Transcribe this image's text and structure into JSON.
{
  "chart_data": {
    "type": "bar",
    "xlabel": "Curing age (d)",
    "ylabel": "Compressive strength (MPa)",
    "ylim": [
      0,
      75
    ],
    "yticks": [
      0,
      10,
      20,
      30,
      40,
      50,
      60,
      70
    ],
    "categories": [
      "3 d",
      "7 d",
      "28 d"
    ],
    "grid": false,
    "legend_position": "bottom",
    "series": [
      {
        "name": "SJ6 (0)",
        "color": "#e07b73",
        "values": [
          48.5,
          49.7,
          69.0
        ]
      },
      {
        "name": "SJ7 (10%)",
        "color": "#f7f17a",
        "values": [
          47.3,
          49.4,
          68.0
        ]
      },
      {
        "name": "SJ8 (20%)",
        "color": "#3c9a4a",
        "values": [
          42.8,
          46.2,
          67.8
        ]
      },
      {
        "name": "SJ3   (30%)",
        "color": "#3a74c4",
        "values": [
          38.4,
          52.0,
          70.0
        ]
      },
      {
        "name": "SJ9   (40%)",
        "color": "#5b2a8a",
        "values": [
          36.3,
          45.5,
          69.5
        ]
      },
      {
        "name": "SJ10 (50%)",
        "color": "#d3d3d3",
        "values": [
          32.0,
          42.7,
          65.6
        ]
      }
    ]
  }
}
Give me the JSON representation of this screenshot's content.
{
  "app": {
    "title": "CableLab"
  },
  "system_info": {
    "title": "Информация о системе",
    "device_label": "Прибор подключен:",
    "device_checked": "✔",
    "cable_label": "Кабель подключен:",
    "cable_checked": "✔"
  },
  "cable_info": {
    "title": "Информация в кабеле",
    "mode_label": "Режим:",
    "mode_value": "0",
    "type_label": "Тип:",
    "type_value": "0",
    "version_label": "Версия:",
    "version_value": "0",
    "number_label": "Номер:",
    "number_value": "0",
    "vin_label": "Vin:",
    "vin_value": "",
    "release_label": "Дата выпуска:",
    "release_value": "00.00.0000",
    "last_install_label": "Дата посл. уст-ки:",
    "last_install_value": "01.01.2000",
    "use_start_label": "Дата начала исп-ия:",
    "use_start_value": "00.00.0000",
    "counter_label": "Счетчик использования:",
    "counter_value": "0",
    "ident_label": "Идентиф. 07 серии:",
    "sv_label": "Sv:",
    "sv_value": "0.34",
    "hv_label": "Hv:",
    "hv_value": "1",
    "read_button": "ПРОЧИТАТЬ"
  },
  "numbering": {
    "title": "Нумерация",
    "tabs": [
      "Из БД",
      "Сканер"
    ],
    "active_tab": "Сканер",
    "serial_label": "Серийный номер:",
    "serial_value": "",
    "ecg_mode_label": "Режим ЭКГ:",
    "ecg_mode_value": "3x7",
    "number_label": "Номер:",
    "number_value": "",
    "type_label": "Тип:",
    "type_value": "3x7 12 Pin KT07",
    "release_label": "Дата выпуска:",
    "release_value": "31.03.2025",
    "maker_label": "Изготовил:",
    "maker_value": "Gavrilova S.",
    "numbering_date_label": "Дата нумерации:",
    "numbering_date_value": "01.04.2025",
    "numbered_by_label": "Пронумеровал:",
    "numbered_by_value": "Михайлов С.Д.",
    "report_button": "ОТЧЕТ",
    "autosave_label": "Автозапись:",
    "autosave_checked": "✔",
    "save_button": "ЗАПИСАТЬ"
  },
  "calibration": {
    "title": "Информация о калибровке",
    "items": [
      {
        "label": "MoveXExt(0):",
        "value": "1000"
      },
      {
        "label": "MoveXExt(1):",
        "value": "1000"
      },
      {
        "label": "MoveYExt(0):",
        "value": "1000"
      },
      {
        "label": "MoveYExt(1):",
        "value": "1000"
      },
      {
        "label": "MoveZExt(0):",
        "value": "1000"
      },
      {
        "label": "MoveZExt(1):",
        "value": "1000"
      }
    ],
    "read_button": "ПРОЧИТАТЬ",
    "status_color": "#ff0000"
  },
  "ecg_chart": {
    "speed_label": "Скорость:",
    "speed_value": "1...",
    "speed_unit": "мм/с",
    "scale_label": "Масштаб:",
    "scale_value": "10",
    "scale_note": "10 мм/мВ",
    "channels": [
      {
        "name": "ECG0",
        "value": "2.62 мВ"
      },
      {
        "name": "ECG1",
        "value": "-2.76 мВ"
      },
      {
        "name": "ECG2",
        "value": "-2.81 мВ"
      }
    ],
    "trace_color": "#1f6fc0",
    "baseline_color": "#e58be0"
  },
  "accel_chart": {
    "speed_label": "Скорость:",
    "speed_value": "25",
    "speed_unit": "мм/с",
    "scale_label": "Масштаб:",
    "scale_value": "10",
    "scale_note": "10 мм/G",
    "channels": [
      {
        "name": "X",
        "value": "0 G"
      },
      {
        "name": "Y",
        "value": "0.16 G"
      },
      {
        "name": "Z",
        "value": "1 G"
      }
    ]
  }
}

### DIRECTIONS FOR THIS TASK
Your task is to transcribe the material exactly.

### FINAL RESULT
Transcribe this image's text and structure into JSON.
{
  "chart_data": {
    "type": "bar",
    "xlabel": "Curing age (d)",
    "ylabel": "Compressive strength (MPa)",
    "ylim": [
      0,
      75
    ],
    "yticks": [
      0,
      10,
      20,
      30,
      40,
      50,
      60,
      70
    ],
    "categories": [
      "3 d",
      "7 d",
      "28 d"
    ],
    "grid": false,
    "legend_position": "bottom",
    "series": [
      {
        "name": "SJ6 (0)",
        "color": "#e07b73",
        "values": [
          48.5,
          49.7,
          69.0
        ]
      },
      {
        "name": "SJ7 (10%)",
        "color": "#f7f17a",
        "values": [
          47.3,
          49.4,
          68.0
        ]
      },
      {
        "name": "SJ8 (20%)",
        "color": "#3c9a4a",
        "values": [
          42.8,
          46.2,
          67.8
        ]
      },
      {
        "name": "SJ3   (30%)",
        "color": "#3a74c4",
        "values": [
          38.4,
          52.0,
          70.0
        ]
      },
      {
        "name": "SJ9   (40%)",
        "color": "#5b2a8a",
        "values": [
          36.3,
          45.5,
          69.5
        ]
      },
      {
        "name": "SJ10 (50%)",
        "color": "#d3d3d3",
        "values": [
          32.0,
          42.7,
          65.6
        ]
      }
    ]
  }
}
Give me the JSON representation of this screenshot's content.
{
  "app": {
    "title": "CableLab"
  },
  "system_info": {
    "title": "Информация о системе",
    "device_label": "Прибор подключен:",
    "device_checked": "✔",
    "cable_label": "Кабель подключен:",
    "cable_checked": "✔"
  },
  "cable_info": {
    "title": "Информация в кабеле",
    "mode_label": "Режим:",
    "mode_value": "0",
    "type_label": "Тип:",
    "type_value": "0",
    "version_label": "Версия:",
    "version_value": "0",
    "number_label": "Номер:",
    "number_value": "0",
    "vin_label": "Vin:",
    "vin_value": "",
    "release_label": "Дата выпуска:",
    "release_value": "00.00.0000",
    "last_install_label": "Дата посл. уст-ки:",
    "last_install_value": "01.01.2000",
    "use_start_label": "Дата начала исп-ия:",
    "use_start_value": "00.00.0000",
    "counter_label": "Счетчик использования:",
    "counter_value": "0",
    "ident_label": "Идентиф. 07 серии:",
    "sv_label": "Sv:",
    "sv_value": "0.34",
    "hv_label": "Hv:",
    "hv_value": "1",
    "read_button": "ПРОЧИТАТЬ"
  },
  "numbering": {
    "title": "Нумерация",
    "tabs": [
      "Из БД",
      "Сканер"
    ],
    "active_tab": "Сканер",
    "serial_label": "Серийный номер:",
    "serial_value": "",
    "ecg_mode_label": "Режим ЭКГ:",
    "ecg_mode_value": "3x7",
    "number_label": "Номер:",
    "number_value": "",
    "type_label": "Тип:",
    "type_value": "3x7 12 Pin KT07",
    "release_label": "Дата выпуска:",
    "release_value": "31.03.2025",
    "maker_label": "Изготовил:",
    "maker_value": "Gavrilova S.",
    "numbering_date_label": "Дата нумерации:",
    "numbering_date_value": "01.04.2025",
    "numbered_by_label": "Пронумеровал:",
    "numbered_by_value": "Михайлов С.Д.",
    "report_button": "ОТЧЕТ",
    "autosave_label": "Автозапись:",
    "autosave_checked": "✔",
    "save_button": "ЗАПИСАТЬ"
  },
  "calibration": {
    "title": "Информация о калибровке",
    "items": [
      {
        "label": "MoveXExt(0):",
        "value": "1000"
      },
      {
        "label": "MoveXExt(1):",
        "value": "1000"
      },
      {
        "label": "MoveYExt(0):",
        "value": "1000"
      },
      {
        "label": "MoveYExt(1):",
        "value": "1000"
      },
      {
        "label": "MoveZExt(0):",
        "value": "1000"
      },
      {
        "label": "MoveZExt(1):",
        "value": "1000"
      }
    ],
    "read_button": "ПРОЧИТАТЬ",
    "status_color": "#ff0000"
  },
  "ecg_chart": {
    "speed_label": "Скорость:",
    "speed_value": "1...",
    "speed_unit": "мм/с",
    "scale_label": "Масштаб:",
    "scale_value": "10",
    "scale_note": "10 мм/мВ",
    "channels": [
      {
        "name": "ECG0",
        "value": "2.62 мВ"
      },
      {
        "name": "ECG1",
        "value": "-2.76 мВ"
      },
      {
        "name": "ECG2",
        "value": "-2.81 мВ"
      }
    ],
    "trace_color": "#1f6fc0",
    "baseline_color": "#e58be0"
  },
  "accel_chart": {
    "speed_label": "Скорость:",
    "speed_value": "25",
    "speed_unit": "мм/с",
    "scale_label": "Масштаб:",
    "scale_value": "10",
    "scale_note": "10 мм/G",
    "channels": [
      {
        "name": "X",
        "value": "0 G"
      },
      {
        "name": "Y",
        "value": "0.16 G"
      },
      {
        "name": "Z",
        "value": "1 G"
      }
    ]
  }
}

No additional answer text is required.